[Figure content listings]
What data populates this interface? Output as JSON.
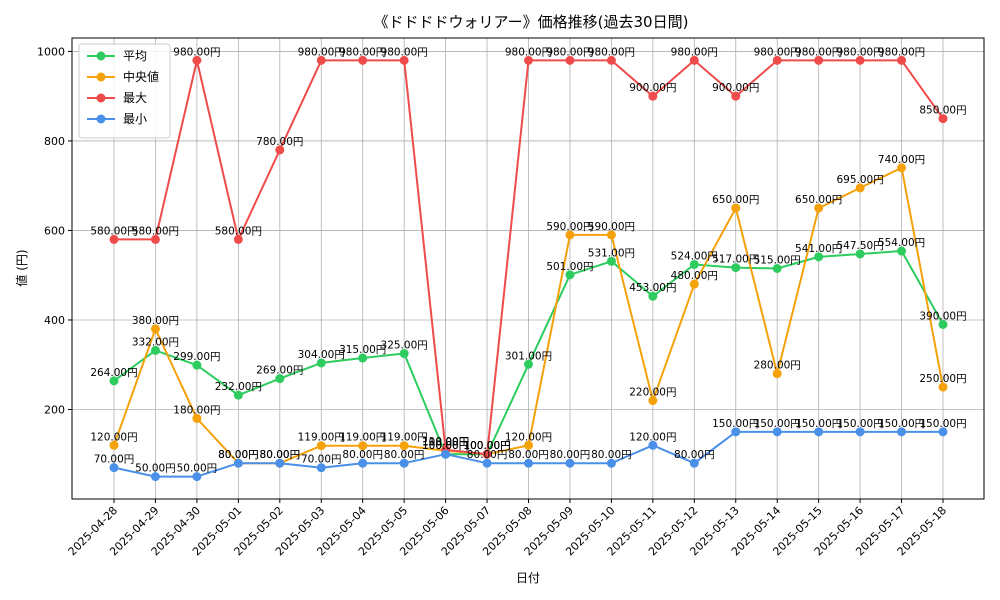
{
  "chart_data": {
    "type": "line",
    "title": "《ドドドドウォリアー》価格推移(過去30日間)",
    "xlabel": "日付",
    "ylabel": "値 (円)",
    "ylim": [
      0,
      1030
    ],
    "yticks": [
      200,
      400,
      600,
      800,
      1000
    ],
    "grid": true,
    "legend_position": "top-left",
    "value_suffix": "円",
    "categories": [
      "2025-04-28",
      "2025-04-29",
      "2025-04-30",
      "2025-05-01",
      "2025-05-02",
      "2025-05-03",
      "2025-05-04",
      "2025-05-05",
      "2025-05-06",
      "2025-05-07",
      "2025-05-08",
      "2025-05-09",
      "2025-05-10",
      "2025-05-11",
      "2025-05-12",
      "2025-05-13",
      "2025-05-14",
      "2025-05-15",
      "2025-05-16",
      "2025-05-17",
      "2025-05-18"
    ],
    "series": [
      {
        "name": "平均",
        "color": "#2ecc5f",
        "values": [
          264,
          332,
          299,
          232,
          269,
          304,
          315,
          325,
          100,
          100,
          301,
          501,
          531,
          453,
          524,
          517,
          515,
          541,
          547.5,
          554,
          390
        ]
      },
      {
        "name": "中央値",
        "color": "#f5a20a",
        "values": [
          120,
          380,
          180,
          80,
          80,
          119,
          119,
          119,
          108,
          100,
          120,
          590,
          590,
          220,
          480,
          650,
          280,
          650,
          695,
          740,
          250
        ]
      },
      {
        "name": "最大",
        "color": "#ef4b4b",
        "values": [
          580,
          580,
          980,
          580,
          780,
          980,
          980,
          980,
          110,
          100,
          980,
          980,
          980,
          900,
          980,
          900,
          980,
          980,
          980,
          980,
          850
        ]
      },
      {
        "name": "最小",
        "color": "#4a90e8",
        "values": [
          70,
          50,
          50,
          80,
          80,
          70,
          80,
          80,
          100,
          80,
          80,
          80,
          80,
          120,
          80,
          150,
          150,
          150,
          150,
          150,
          150
        ]
      }
    ]
  }
}
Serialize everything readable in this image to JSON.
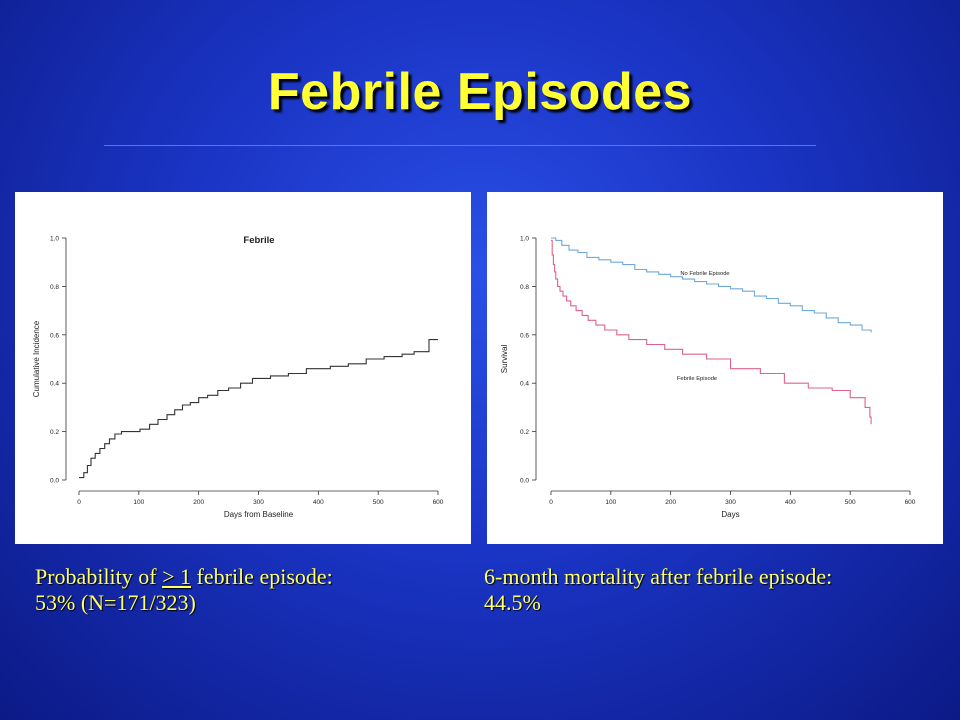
{
  "slide": {
    "title": "Febrile Episodes",
    "caption_left": {
      "line1_before": "Probability of",
      "line1_symbol": "> 1",
      "line1_after": "febrile episode:",
      "line2": "53% (N=171/323)"
    },
    "caption_right": {
      "line1": "6-month mortality after febrile episode:",
      "line2": "44.5%"
    }
  },
  "colors": {
    "title": "#ffff33",
    "caption": "#ffff66",
    "rule": "#e05050",
    "left_curve": "#333333",
    "no_febrile": "#6fa8dc",
    "febrile": "#e0608f"
  },
  "chart_data": [
    {
      "type": "line",
      "step": true,
      "title": "Febrile",
      "xlabel": "Days from Baseline",
      "ylabel": "Cumulative Incidence",
      "xlim": [
        0,
        600
      ],
      "ylim": [
        0,
        1.0
      ],
      "xticks": [
        "0",
        "100",
        "200",
        "300",
        "400",
        "500",
        "600"
      ],
      "yticks": [
        "0.0",
        "0.2",
        "0.4",
        "0.6",
        "0.8",
        "1.0"
      ],
      "series": [
        {
          "x": [
            0,
            8,
            14,
            20,
            27,
            35,
            43,
            51,
            60,
            71,
            88,
            102,
            118,
            132,
            147,
            160,
            173,
            186,
            200,
            215,
            232,
            250,
            270,
            290,
            320,
            350,
            380,
            420,
            450,
            480,
            510,
            540,
            560,
            580,
            585,
            600
          ],
          "y": [
            0.01,
            0.03,
            0.06,
            0.09,
            0.11,
            0.13,
            0.15,
            0.17,
            0.19,
            0.2,
            0.2,
            0.21,
            0.23,
            0.25,
            0.27,
            0.29,
            0.31,
            0.32,
            0.34,
            0.35,
            0.37,
            0.38,
            0.4,
            0.42,
            0.43,
            0.44,
            0.46,
            0.47,
            0.48,
            0.5,
            0.51,
            0.52,
            0.53,
            0.53,
            0.58,
            0.58
          ]
        }
      ]
    },
    {
      "type": "line",
      "step": true,
      "title": "",
      "xlabel": "Days",
      "ylabel": "Survival",
      "xlim": [
        0,
        600
      ],
      "ylim": [
        0,
        1.0
      ],
      "xticks": [
        "0",
        "100",
        "200",
        "300",
        "400",
        "500",
        "600"
      ],
      "yticks": [
        "0.0",
        "0.2",
        "0.4",
        "0.6",
        "0.8",
        "1.0"
      ],
      "series": [
        {
          "name": "No Febrile Episode",
          "x": [
            0,
            8,
            18,
            30,
            45,
            60,
            80,
            100,
            120,
            140,
            160,
            180,
            200,
            220,
            240,
            260,
            280,
            300,
            320,
            340,
            360,
            380,
            400,
            420,
            440,
            460,
            480,
            500,
            520,
            535
          ],
          "y": [
            1.0,
            0.99,
            0.97,
            0.95,
            0.94,
            0.92,
            0.91,
            0.9,
            0.89,
            0.87,
            0.86,
            0.85,
            0.84,
            0.83,
            0.82,
            0.81,
            0.8,
            0.79,
            0.78,
            0.76,
            0.75,
            0.73,
            0.72,
            0.7,
            0.69,
            0.67,
            0.65,
            0.64,
            0.62,
            0.61
          ]
        },
        {
          "name": "Febrile Episode",
          "x": [
            0,
            2,
            4,
            6,
            8,
            11,
            15,
            20,
            26,
            33,
            42,
            52,
            62,
            75,
            90,
            110,
            130,
            160,
            190,
            220,
            260,
            300,
            350,
            390,
            430,
            470,
            500,
            525,
            533,
            535
          ],
          "y": [
            0.99,
            0.93,
            0.89,
            0.86,
            0.83,
            0.8,
            0.78,
            0.76,
            0.74,
            0.72,
            0.7,
            0.68,
            0.66,
            0.64,
            0.62,
            0.6,
            0.58,
            0.56,
            0.54,
            0.52,
            0.5,
            0.46,
            0.44,
            0.4,
            0.38,
            0.37,
            0.34,
            0.3,
            0.26,
            0.23
          ]
        }
      ]
    }
  ]
}
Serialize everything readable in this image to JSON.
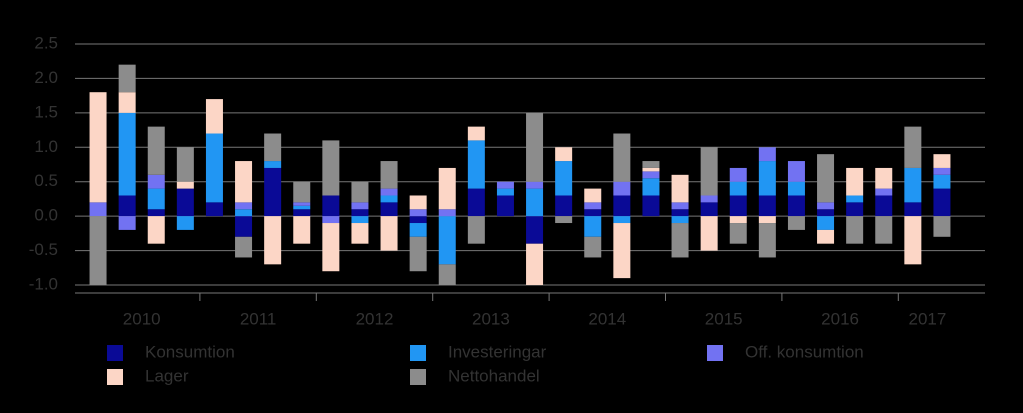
{
  "chart_data": {
    "type": "stacked_bar",
    "categories": [
      "2010",
      null,
      null,
      null,
      "2011",
      null,
      null,
      null,
      "2012",
      null,
      null,
      null,
      "2013",
      null,
      null,
      null,
      "2014",
      null,
      null,
      null,
      "2015",
      null,
      null,
      null,
      "2016",
      null,
      null,
      null,
      "2017",
      null
    ],
    "series": [
      {
        "name": "Konsumtion",
        "color": "#0a0a96",
        "values": [
          0,
          0.3,
          0.1,
          0.4,
          0.2,
          -0.3,
          0.7,
          0.1,
          0.3,
          0.1,
          0.2,
          -0.1,
          0,
          0.4,
          0.3,
          -0.4,
          0.3,
          0.1,
          0.3,
          0.3,
          0.1,
          0.2,
          0.3,
          0.3,
          0.3,
          0.1,
          0.2,
          0.3,
          0.2,
          0.4
        ]
      },
      {
        "name": "Investeringar",
        "color": "#2196f3",
        "values": [
          0,
          1.2,
          0.3,
          -0.2,
          1.0,
          0.1,
          0.1,
          0.05,
          0,
          -0.1,
          0.1,
          -0.2,
          -0.7,
          0.7,
          0.1,
          0.4,
          0.5,
          -0.3,
          -0.1,
          0.25,
          -0.1,
          0,
          0.2,
          0.5,
          0.2,
          -0.2,
          0.1,
          0,
          0.5,
          0.2
        ]
      },
      {
        "name": "Off. konsumtion",
        "color": "#7272f2",
        "values": [
          0.2,
          -0.2,
          0.2,
          0,
          0,
          0.1,
          0,
          0.05,
          -0.1,
          0.1,
          0.1,
          0.1,
          0.1,
          0,
          0.1,
          0.1,
          0,
          0.1,
          0.2,
          0.1,
          0.1,
          0.1,
          0.2,
          0.2,
          0.3,
          0.1,
          0,
          0.1,
          0,
          0.1
        ]
      },
      {
        "name": "Lager",
        "color": "#fcd6c6",
        "values": [
          1.6,
          0.3,
          -0.4,
          0.1,
          0.5,
          0.6,
          -0.7,
          -0.4,
          -0.7,
          -0.3,
          -0.5,
          0.2,
          0.6,
          0.2,
          0,
          -0.6,
          0.2,
          0.2,
          -0.8,
          0.05,
          0.4,
          -0.5,
          -0.1,
          -0.1,
          0,
          -0.2,
          0.4,
          0.3,
          -0.7,
          0.2
        ]
      },
      {
        "name": "Nettohandel",
        "color": "#8c8c8c",
        "values": [
          -1.0,
          0.4,
          0.7,
          0.5,
          0,
          -0.3,
          0.4,
          0.3,
          0.8,
          0.3,
          0.4,
          -0.5,
          -0.3,
          -0.4,
          0,
          1.0,
          -0.1,
          -0.3,
          0.7,
          0.1,
          -0.5,
          0.7,
          -0.3,
          -0.5,
          -0.2,
          0.7,
          -0.4,
          -0.4,
          0.6,
          -0.3
        ]
      }
    ],
    "ylim": [
      -1.0,
      2.5
    ],
    "yticks": [
      {
        "value": -1.0,
        "label": "-1.0"
      },
      {
        "value": -0.5,
        "label": "-0.5"
      },
      {
        "value": 0,
        "label": "0.0"
      },
      {
        "value": 0.5,
        "label": "0.5"
      },
      {
        "value": 1.0,
        "label": "1.0"
      },
      {
        "value": 1.5,
        "label": "1.5"
      },
      {
        "value": 2.0,
        "label": "2.0"
      },
      {
        "value": 2.5,
        "label": "2.5"
      }
    ],
    "grid": true
  }
}
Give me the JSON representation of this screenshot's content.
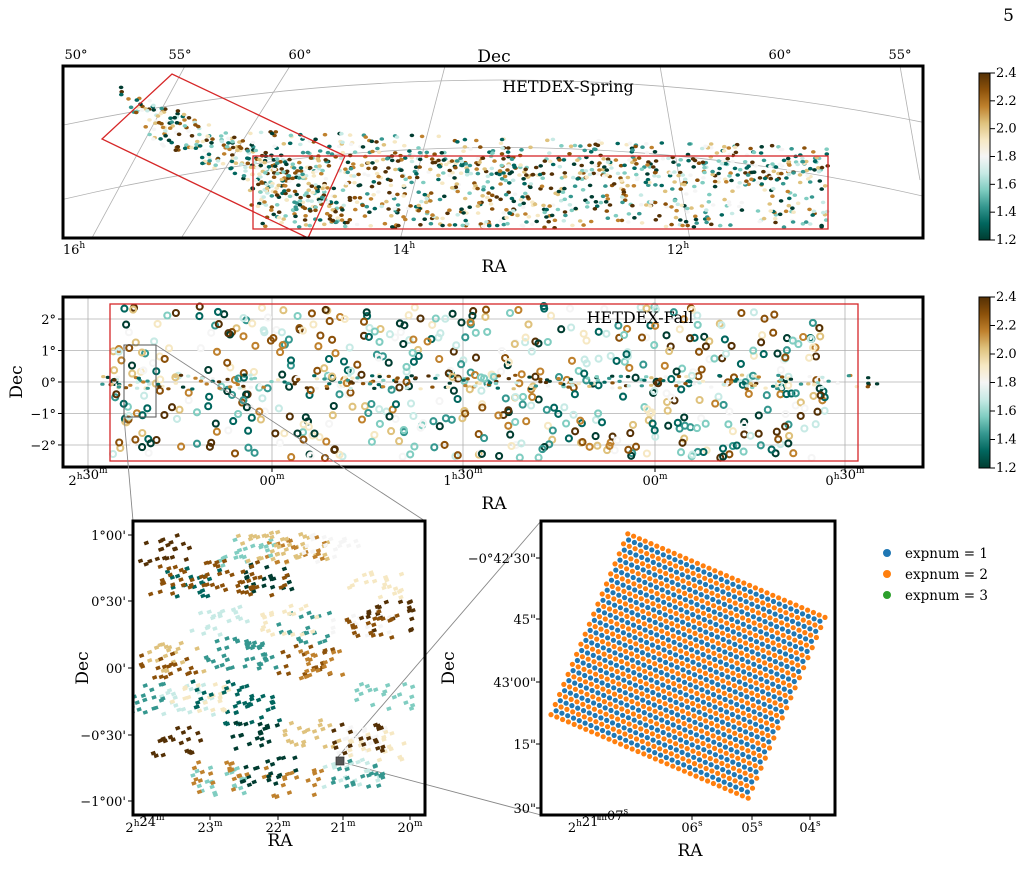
{
  "page_number": "5",
  "colors": {
    "survey_box": "#d62728",
    "colormap": [
      "#003c30",
      "#01665e",
      "#35978f",
      "#80cdc1",
      "#c7eae5",
      "#f5f5f5",
      "#f6e8c3",
      "#dfc27d",
      "#bf812d",
      "#8c510a",
      "#543005"
    ],
    "expnum": [
      "#1f77b4",
      "#ff7f0e",
      "#2ca02c"
    ]
  },
  "chart_data": [
    {
      "type": "scatter",
      "title": "HETDEX-Spring",
      "xlabel": "RA",
      "ylabel": "Dec",
      "projection": "orthographic sky grid",
      "ra_ticks": [
        "16h",
        "14h",
        "12h"
      ],
      "dec_ticks_top": [
        "50°",
        "55°",
        "60°",
        "60°",
        "55°"
      ],
      "colorbar": {
        "ticks": [
          "1.2",
          "1.4",
          "1.6",
          "1.8",
          "2.0",
          "2.2",
          "2.4"
        ],
        "range": [
          1.2,
          2.4
        ]
      }
    },
    {
      "type": "scatter",
      "title": "HETDEX-Fall",
      "xlabel": "RA",
      "ylabel": "Dec",
      "xticks": [
        "2h30m",
        "00m",
        "1h30m",
        "00m",
        "0h30m"
      ],
      "yticks": [
        "2°",
        "1°",
        "0°",
        "−1°",
        "−2°"
      ],
      "ylim": [
        -2.7,
        2.7
      ],
      "colorbar": {
        "ticks": [
          "1.2",
          "1.4",
          "1.6",
          "1.8",
          "2.0",
          "2.2",
          "2.4"
        ],
        "range": [
          1.2,
          2.4
        ]
      }
    },
    {
      "type": "scatter",
      "title": "",
      "xlabel": "RA",
      "ylabel": "Dec",
      "xticks": [
        "2h24m",
        "23m",
        "22m",
        "21m",
        "20m"
      ],
      "yticks": [
        "1°00'",
        "0°30'",
        "00'",
        "−0°30'",
        "−1°00'"
      ]
    },
    {
      "type": "scatter",
      "title": "",
      "xlabel": "RA",
      "ylabel": "Dec",
      "xticks": [
        "2h21m07s",
        "06s",
        "05s",
        "04s"
      ],
      "yticks": [
        "−0°42'30\"",
        "45\"",
        "43'00\"",
        "15\"",
        "30\""
      ],
      "series": [
        {
          "name": "expnum = 1"
        },
        {
          "name": "expnum = 2"
        },
        {
          "name": "expnum = 3"
        }
      ]
    }
  ]
}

▶ **SET EXERCISE**
In the listing above, find the lines holding the word "true" and copy them.

▶ **THE OUTPUT**
    "grid": true,
      "step": true,
      "step": true,
    "grid": true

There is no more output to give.